Provided entries:
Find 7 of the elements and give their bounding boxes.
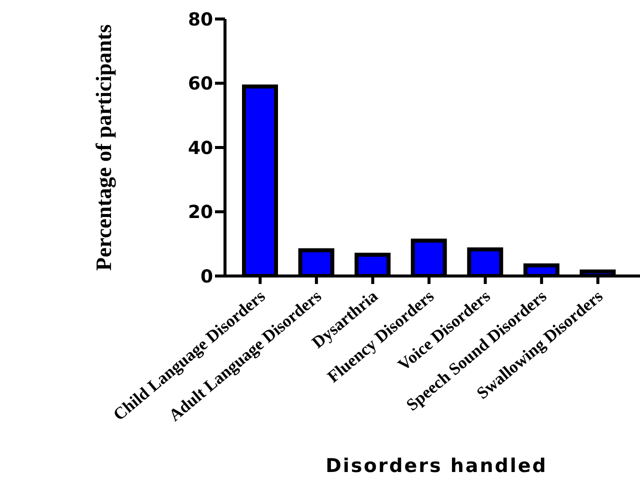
x-axis-title: Disorders handled xyxy=(326,455,548,477)
y-axis-title: Percentage of participants xyxy=(90,24,116,271)
y-tick-label: 40 xyxy=(188,138,213,159)
y-tick-label: 20 xyxy=(188,202,213,224)
y-tick-label: 0 xyxy=(200,266,213,288)
y-tick-label: 80 xyxy=(188,9,213,30)
y-tick-label: 60 xyxy=(188,74,213,95)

Task statement: Rewrite every line of the entries above, replacing "bounding boxes" with "coordinates" and changing nothing else. Omit the pictures from your answer.

Completed task:
Find 7 of the elements and give their coordinates.
x-axis-title: Disorders handled xyxy=(326,455,548,477)
y-axis-title: Percentage of participants xyxy=(90,24,116,271)
y-tick-label: 40 xyxy=(188,138,213,159)
y-tick-label: 20 xyxy=(188,202,213,224)
y-tick-label: 0 xyxy=(200,266,213,288)
y-tick-label: 80 xyxy=(188,9,213,30)
y-tick-label: 60 xyxy=(188,74,213,95)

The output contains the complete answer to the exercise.